» EXTRACTED TEXT:
If larger forces are needed, wires of the same gauge should be of stainless steel. When using stainless steel cantilevers, an unacceptably high load deflection rate may often be generated. This may be reduced by adding loops to the stainless steel appliance. Moreover, a permanent deformation of the incorporated tip‐back bend may be caused when the cantilever is activated. This may be prevented using a ‘safety pin configuration’ with a 360° helix/coil placed in front of the molar tube, which will be closed when activated [2].

Fig. 3.5 (a, b) Ballista spring. The active configuration may differ in vertical loop length for applying different force values and vectors. The ballista spring may be tied to the eyelet with suture material to prevent soft tissue irritation caused by the cut end of the ligature wire. Patient comfort may also be enhanced by masking the cut end with a light‐cured droplet of ‘flow’ composite material. (c) In some self‐ligating brackets, the light auxiliary labial arch may have stepped ends for better torque generation, but in general the curvature of the arch dictates the extrusive force, whether there is a stepped end or not. (d) Passive shape. In (c) and (d) a continuous archwire is serving as anchorage. Using self‐ligating brackets, the circumferential light auxiliary labial arch is stepped on both ends and engaged in the utility tubes. Using conventional brackets, the arch is ligated ‘piggyback’ to the brackets on the other teeth, over the passive base arch. This is impossible with Damon or any other self‐ligating bracket, which cannot accept two archwires. In anticipation of the arrival of the displaced tooth, the space may be maintained by threading a closed‐coil spring onto the archwire. An additional tie mesial to the molar bands may sometimes be necessary. (e, f) Force direction: vertical force with an oblique transverse force direction in (e) and mainly vertical force in (f).

The ballista spring ( Figure 3.5a–f) was introduced by Jacoby in 1978 [17]. A cantilever made of round stainless steel wire of varied gauges (0.014–0.018 in.) engages both the headgear and the buccal tube to prevent rotation in the slot. The cantilever arm is extended to the canine area incorporating a 90° bend towards the lower arch. Attaching this arm to the palatally displaced canine by turning it upwards produces the torsion required to provide extrusive force on the canine.

» PROVIDED RECORDS:
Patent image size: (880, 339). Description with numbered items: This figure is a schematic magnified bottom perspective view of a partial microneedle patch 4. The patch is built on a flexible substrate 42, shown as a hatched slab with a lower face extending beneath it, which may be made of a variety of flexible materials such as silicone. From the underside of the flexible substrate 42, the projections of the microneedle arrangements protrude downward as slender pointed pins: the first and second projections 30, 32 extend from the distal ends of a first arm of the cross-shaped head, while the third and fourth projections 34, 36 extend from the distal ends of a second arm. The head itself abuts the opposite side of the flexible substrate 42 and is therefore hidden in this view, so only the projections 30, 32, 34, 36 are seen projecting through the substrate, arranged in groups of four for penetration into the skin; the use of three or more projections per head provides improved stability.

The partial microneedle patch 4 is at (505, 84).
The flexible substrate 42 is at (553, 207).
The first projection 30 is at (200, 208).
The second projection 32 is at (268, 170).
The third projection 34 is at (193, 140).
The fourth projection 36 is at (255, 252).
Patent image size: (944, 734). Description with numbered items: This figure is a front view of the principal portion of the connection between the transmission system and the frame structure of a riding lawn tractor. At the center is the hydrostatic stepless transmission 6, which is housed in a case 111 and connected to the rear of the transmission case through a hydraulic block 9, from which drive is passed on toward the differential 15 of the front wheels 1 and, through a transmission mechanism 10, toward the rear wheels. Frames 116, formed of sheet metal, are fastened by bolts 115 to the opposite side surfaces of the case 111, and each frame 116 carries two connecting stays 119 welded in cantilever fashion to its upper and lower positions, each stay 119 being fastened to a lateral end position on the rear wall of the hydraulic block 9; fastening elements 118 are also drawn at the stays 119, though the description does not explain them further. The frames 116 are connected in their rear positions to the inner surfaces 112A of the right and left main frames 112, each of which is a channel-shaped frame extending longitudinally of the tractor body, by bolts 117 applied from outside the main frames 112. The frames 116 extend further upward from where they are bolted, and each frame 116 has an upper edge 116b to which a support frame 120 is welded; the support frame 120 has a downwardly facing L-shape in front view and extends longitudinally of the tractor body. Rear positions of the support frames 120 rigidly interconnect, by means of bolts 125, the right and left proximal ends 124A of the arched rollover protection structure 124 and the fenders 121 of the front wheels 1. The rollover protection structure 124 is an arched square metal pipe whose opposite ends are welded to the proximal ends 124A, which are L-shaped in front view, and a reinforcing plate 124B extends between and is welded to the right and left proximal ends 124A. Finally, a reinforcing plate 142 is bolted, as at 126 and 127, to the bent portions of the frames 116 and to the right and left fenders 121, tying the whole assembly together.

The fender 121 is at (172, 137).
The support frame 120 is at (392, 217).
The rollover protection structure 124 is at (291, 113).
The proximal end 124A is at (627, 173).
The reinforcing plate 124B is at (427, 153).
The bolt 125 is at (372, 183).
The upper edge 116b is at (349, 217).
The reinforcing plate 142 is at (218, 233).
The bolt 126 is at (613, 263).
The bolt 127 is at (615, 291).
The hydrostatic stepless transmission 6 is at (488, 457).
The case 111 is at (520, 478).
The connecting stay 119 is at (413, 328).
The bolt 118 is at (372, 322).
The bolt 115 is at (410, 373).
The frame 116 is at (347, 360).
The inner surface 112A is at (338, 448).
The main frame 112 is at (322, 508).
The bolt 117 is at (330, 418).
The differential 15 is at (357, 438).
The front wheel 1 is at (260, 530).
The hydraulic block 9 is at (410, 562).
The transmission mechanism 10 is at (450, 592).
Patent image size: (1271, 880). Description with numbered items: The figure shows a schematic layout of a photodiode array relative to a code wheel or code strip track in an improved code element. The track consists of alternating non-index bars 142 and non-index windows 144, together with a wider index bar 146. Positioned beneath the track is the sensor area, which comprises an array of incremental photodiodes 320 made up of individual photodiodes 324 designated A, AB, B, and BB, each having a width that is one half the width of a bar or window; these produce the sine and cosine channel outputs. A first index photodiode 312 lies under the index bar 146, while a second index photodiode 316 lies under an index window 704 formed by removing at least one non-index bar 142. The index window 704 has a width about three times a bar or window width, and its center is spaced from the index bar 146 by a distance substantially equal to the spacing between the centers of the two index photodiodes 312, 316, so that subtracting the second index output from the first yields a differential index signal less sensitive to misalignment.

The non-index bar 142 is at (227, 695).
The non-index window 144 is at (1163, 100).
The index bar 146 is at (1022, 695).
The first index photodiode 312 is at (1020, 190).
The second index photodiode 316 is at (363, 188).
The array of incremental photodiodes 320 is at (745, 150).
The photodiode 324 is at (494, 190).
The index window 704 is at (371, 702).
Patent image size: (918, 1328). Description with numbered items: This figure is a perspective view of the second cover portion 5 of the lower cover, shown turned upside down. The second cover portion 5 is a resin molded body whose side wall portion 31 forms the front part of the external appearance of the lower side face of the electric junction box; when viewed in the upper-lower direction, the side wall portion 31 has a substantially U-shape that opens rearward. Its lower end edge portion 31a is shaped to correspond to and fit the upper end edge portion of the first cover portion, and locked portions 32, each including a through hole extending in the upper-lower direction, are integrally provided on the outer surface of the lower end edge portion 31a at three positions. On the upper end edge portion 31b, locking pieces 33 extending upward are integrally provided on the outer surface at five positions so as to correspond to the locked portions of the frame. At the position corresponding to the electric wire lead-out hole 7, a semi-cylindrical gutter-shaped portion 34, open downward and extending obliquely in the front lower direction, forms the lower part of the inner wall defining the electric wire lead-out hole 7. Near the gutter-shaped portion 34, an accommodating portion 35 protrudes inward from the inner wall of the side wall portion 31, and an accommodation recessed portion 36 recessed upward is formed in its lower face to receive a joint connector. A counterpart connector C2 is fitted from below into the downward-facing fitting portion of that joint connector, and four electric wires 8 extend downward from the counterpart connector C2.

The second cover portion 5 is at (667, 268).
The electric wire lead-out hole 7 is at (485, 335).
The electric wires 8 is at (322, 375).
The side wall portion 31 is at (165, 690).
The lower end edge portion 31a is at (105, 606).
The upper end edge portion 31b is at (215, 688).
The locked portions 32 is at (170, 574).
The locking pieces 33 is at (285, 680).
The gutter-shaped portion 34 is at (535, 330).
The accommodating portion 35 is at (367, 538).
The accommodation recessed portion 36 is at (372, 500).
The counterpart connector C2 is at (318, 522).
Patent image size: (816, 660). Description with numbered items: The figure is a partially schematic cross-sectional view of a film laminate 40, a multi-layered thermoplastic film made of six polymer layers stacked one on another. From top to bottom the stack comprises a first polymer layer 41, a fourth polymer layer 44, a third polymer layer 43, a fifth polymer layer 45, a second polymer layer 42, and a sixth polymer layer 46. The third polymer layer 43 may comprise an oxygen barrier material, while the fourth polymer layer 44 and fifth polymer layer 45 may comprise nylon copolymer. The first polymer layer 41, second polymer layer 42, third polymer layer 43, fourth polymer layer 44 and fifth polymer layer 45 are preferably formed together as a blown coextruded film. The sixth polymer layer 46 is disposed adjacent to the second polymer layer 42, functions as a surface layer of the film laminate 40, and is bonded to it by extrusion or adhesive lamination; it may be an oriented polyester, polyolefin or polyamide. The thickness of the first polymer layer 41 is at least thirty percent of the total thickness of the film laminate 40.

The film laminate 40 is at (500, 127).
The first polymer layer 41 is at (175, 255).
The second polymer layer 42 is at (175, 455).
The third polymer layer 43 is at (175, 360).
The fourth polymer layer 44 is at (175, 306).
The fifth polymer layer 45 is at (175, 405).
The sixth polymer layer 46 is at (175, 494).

» ACTIVITY A: According to the passage on cantilever springs, who introduced the ballista spring, and in what year?
» ACTIVITY B: Reproduce the passage on cantilever springs from "The ballista spring ( Figure" up to and including "on the canine.".
» ACTIVITY C: Carry on the passage on cantilever springs from the point where it stops.
The listing comes from a different source than the passage on cantilever springs.

» YOUR RESPONSE A: Jacoby introduced it in 1978.

» YOUR RESPONSE B:
The ballista spring ( Figure 3.5a–f) was introduced by Jacoby in 1978 [17]. A cantilever made of round stainless steel wire of varied gauges (0.014–0.018 in.) engages both the headgear and the buccal tube to prevent rotation in the slot. The cantilever arm is extended to the canine area incorporating a 90° bend towards the lower arch. Attaching this arm to the palatally displaced canine by turning it upwards produces the torsion required to provide extrusive force on the canine.

» YOUR RESPONSE C:
A modification of this concept was introduced by Caprioglio [18, 19]. There are, however, some reservations about this concept, since the resultant extrusive force of 3–4 oz is too high to be physiologically appropriate. In a similar fashion, there are doubts regarding the auxiliaries using reversed mousetrap spring mechanisms introduced by Bowman (Kilroy Spring I for palatally impacted and Kilroy Spring II for buccally impacted canines), both of which develop excessive forces, thereby causing undesired intrusive and transverse side effects on the adjacent teeth [20].

By contrast, more appropriate physiological forces will be applied when using the ballista spring modification of Kornhauser et al., known as the light auxiliary labial arch [21]. A vertical loop pointing downwards in the canine area is fashioned into a preformed circumferential arch of 0.016 in. stainless steel. This full arch auxiliary should always be used as a piggyback wire on a stiff continuous base arch, with both ends being inserted into the auxiliary tubes on the first molars or, occasionally, into the second premolar brackets. Displacing the loop upwards towards a palatally displaced canine produces a twist (torsion) that creates the light extrusive force of 25–35 cN on the canine, with a low deflection rate.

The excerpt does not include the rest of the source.